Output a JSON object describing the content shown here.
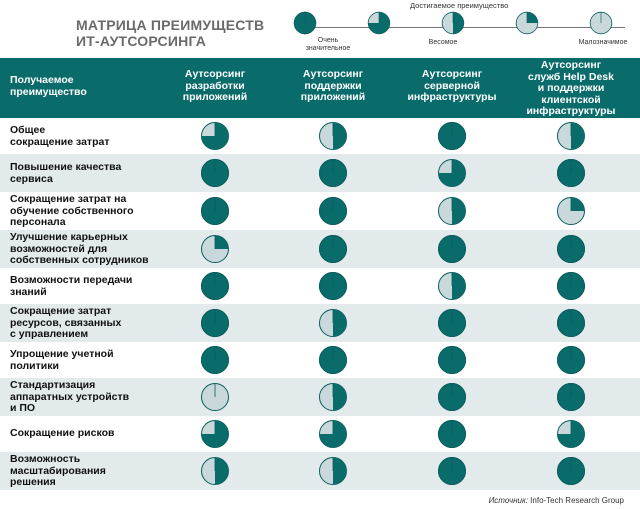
{
  "title": {
    "line1": "МАТРИЦА ПРЕИМУЩЕСТВ",
    "line2": "ИТ-АУТСОРСИНГА"
  },
  "legend": {
    "caption": "Достигаемое преимущество",
    "levels": [
      {
        "fill": 1.0,
        "label": ""
      },
      {
        "fill": 0.75,
        "label": ""
      },
      {
        "fill": 0.5,
        "label": ""
      },
      {
        "fill": 0.25,
        "label": ""
      },
      {
        "fill": 0.0,
        "label": ""
      }
    ],
    "labels": [
      {
        "line1": "Очень",
        "line2": "значительное"
      },
      {
        "line1": "Весомое",
        "line2": ""
      },
      {
        "line1": "Малозначимое",
        "line2": ""
      }
    ]
  },
  "colors": {
    "header_bg": "#0a6b6b",
    "ball_fill": "#0a6b6b",
    "ball_empty": "#c9d8da",
    "row_shade": "#e2eaec"
  },
  "table": {
    "header": {
      "first": [
        "Получаемое",
        "преимущество"
      ],
      "columns": [
        [
          "Аутсорсинг",
          "разработки",
          "приложений"
        ],
        [
          "Аутсорсинг",
          "поддержки",
          "приложений"
        ],
        [
          "Аутсорсинг",
          "серверной",
          "инфраструктуры"
        ],
        [
          "Аутсорсинг",
          "служб Help Desk",
          "и поддержки",
          "клиентской",
          "инфраструктуры"
        ]
      ]
    },
    "rows": [
      {
        "label": [
          "Общее",
          "сокращение затрат"
        ],
        "values": [
          0.75,
          0.5,
          1.0,
          0.5
        ]
      },
      {
        "label": [
          "Повышение качества",
          "сервиса"
        ],
        "values": [
          1.0,
          1.0,
          0.75,
          1.0
        ]
      },
      {
        "label": [
          "Сокращение затрат на",
          "обучение собственного",
          "персонала"
        ],
        "values": [
          1.0,
          1.0,
          0.5,
          0.25
        ]
      },
      {
        "label": [
          "Улучшение карьерных",
          "возможностей для",
          "собственных сотрудников"
        ],
        "values": [
          0.25,
          1.0,
          1.0,
          1.0
        ]
      },
      {
        "label": [
          "Возможности передачи",
          "знаний"
        ],
        "values": [
          1.0,
          1.0,
          0.5,
          1.0
        ]
      },
      {
        "label": [
          "Сокращение затрат",
          "ресурсов, связанных",
          "с управлением"
        ],
        "values": [
          1.0,
          0.5,
          1.0,
          1.0
        ]
      },
      {
        "label": [
          "Упрощение учетной",
          "политики"
        ],
        "values": [
          1.0,
          1.0,
          1.0,
          1.0
        ]
      },
      {
        "label": [
          "Стандартизация",
          "аппаратных устройств",
          "и ПО"
        ],
        "values": [
          0.0,
          0.5,
          1.0,
          1.0
        ]
      },
      {
        "label": [
          "Сокращение рисков"
        ],
        "values": [
          0.75,
          0.75,
          1.0,
          0.75
        ]
      },
      {
        "label": [
          "Возможность",
          "масштабирования",
          "решения"
        ],
        "values": [
          0.5,
          0.5,
          1.0,
          1.0
        ]
      }
    ]
  },
  "source": {
    "prefix": "Источник:",
    "text": " Info-Tech Research Group"
  }
}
+ + + +
Set down the lines of the records above exactly, apart from the pictures.

Output a JSON object describing the content shown here.
{
  "title": {
    "line1": "МАТРИЦА ПРЕИМУЩЕСТВ",
    "line2": "ИТ-АУТСОРСИНГА"
  },
  "legend": {
    "caption": "Достигаемое преимущество",
    "levels": [
      {
        "fill": 1.0,
        "label": ""
      },
      {
        "fill": 0.75,
        "label": ""
      },
      {
        "fill": 0.5,
        "label": ""
      },
      {
        "fill": 0.25,
        "label": ""
      },
      {
        "fill": 0.0,
        "label": ""
      }
    ],
    "labels": [
      {
        "line1": "Очень",
        "line2": "значительное"
      },
      {
        "line1": "Весомое",
        "line2": ""
      },
      {
        "line1": "Малозначимое",
        "line2": ""
      }
    ]
  },
  "colors": {
    "header_bg": "#0a6b6b",
    "ball_fill": "#0a6b6b",
    "ball_empty": "#c9d8da",
    "row_shade": "#e2eaec"
  },
  "table": {
    "header": {
      "first": [
        "Получаемое",
        "преимущество"
      ],
      "columns": [
        [
          "Аутсорсинг",
          "разработки",
          "приложений"
        ],
        [
          "Аутсорсинг",
          "поддержки",
          "приложений"
        ],
        [
          "Аутсорсинг",
          "серверной",
          "инфраструктуры"
        ],
        [
          "Аутсорсинг",
          "служб Help Desk",
          "и поддержки",
          "клиентской",
          "инфраструктуры"
        ]
      ]
    },
    "rows": [
      {
        "label": [
          "Общее",
          "сокращение затрат"
        ],
        "values": [
          0.75,
          0.5,
          1.0,
          0.5
        ]
      },
      {
        "label": [
          "Повышение качества",
          "сервиса"
        ],
        "values": [
          1.0,
          1.0,
          0.75,
          1.0
        ]
      },
      {
        "label": [
          "Сокращение затрат на",
          "обучение собственного",
          "персонала"
        ],
        "values": [
          1.0,
          1.0,
          0.5,
          0.25
        ]
      },
      {
        "label": [
          "Улучшение карьерных",
          "возможностей для",
          "собственных сотрудников"
        ],
        "values": [
          0.25,
          1.0,
          1.0,
          1.0
        ]
      },
      {
        "label": [
          "Возможности передачи",
          "знаний"
        ],
        "values": [
          1.0,
          1.0,
          0.5,
          1.0
        ]
      },
      {
        "label": [
          "Сокращение затрат",
          "ресурсов, связанных",
          "с управлением"
        ],
        "values": [
          1.0,
          0.5,
          1.0,
          1.0
        ]
      },
      {
        "label": [
          "Упрощение учетной",
          "политики"
        ],
        "values": [
          1.0,
          1.0,
          1.0,
          1.0
        ]
      },
      {
        "label": [
          "Стандартизация",
          "аппаратных устройств",
          "и ПО"
        ],
        "values": [
          0.0,
          0.5,
          1.0,
          1.0
        ]
      },
      {
        "label": [
          "Сокращение рисков"
        ],
        "values": [
          0.75,
          0.75,
          1.0,
          0.75
        ]
      },
      {
        "label": [
          "Возможность",
          "масштабирования",
          "решения"
        ],
        "values": [
          0.5,
          0.5,
          1.0,
          1.0
        ]
      }
    ]
  },
  "source": {
    "prefix": "Источник:",
    "text": " Info-Tech Research Group"
  }
}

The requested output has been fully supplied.